[GIVEN RECORDS]
+ + +

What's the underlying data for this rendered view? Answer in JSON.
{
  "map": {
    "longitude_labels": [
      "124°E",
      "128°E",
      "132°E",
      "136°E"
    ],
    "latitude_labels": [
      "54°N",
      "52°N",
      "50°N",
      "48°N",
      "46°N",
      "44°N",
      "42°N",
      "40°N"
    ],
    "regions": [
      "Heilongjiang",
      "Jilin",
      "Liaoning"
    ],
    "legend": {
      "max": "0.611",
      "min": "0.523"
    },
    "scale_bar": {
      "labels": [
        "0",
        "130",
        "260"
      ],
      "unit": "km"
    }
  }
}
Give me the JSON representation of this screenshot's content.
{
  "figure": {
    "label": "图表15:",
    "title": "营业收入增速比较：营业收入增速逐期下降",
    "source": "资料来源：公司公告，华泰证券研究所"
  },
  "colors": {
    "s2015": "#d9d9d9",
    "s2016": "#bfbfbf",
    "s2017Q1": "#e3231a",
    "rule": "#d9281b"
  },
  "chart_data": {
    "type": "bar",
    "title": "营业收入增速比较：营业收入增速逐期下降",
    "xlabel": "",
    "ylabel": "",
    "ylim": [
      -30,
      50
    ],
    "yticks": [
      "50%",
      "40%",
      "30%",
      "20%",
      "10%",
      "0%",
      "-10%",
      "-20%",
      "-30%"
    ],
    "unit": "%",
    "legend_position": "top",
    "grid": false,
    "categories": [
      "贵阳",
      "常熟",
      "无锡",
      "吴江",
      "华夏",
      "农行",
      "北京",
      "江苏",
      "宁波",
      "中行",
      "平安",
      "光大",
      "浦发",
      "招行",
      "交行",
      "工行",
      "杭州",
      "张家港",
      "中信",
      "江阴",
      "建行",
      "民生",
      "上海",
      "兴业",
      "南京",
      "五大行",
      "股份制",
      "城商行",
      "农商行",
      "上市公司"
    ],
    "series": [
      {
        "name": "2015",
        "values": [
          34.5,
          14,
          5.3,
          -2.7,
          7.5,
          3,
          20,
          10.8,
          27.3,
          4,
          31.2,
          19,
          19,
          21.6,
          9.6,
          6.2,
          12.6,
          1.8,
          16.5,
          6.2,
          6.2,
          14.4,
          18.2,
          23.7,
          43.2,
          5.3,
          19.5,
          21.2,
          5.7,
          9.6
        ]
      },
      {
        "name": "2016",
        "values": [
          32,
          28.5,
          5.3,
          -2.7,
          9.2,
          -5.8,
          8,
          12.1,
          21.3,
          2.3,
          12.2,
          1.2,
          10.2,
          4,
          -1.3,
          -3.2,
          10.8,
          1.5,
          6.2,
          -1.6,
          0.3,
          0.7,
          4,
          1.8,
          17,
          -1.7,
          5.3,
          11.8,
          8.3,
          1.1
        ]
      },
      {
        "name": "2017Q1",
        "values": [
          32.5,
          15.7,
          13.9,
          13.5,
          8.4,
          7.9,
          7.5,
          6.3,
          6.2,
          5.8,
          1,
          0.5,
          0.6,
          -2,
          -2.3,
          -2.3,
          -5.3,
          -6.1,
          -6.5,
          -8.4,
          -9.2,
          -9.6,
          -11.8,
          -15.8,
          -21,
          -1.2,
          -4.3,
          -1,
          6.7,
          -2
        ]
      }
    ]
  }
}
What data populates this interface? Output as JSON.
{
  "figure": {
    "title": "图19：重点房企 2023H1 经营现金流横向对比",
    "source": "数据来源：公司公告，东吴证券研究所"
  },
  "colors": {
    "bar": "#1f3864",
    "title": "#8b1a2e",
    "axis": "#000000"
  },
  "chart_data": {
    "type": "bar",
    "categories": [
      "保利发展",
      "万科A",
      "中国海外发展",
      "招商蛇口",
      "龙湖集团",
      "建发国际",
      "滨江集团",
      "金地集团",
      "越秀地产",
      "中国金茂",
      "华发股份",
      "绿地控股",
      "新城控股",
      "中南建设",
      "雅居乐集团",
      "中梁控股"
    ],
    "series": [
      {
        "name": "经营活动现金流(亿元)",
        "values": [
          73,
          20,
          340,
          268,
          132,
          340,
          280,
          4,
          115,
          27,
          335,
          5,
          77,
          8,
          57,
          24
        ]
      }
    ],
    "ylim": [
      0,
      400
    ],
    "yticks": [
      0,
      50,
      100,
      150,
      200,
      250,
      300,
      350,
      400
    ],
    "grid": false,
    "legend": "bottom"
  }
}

+ + +

[WHAT TO DO] Report all lines of the data that include the word "source".

[SOLUTION FOR THIS TASK]
    "source": "资料来源：公司公告，华泰证券研究所"
    "source": "数据来源：公司公告，东吴证券研究所"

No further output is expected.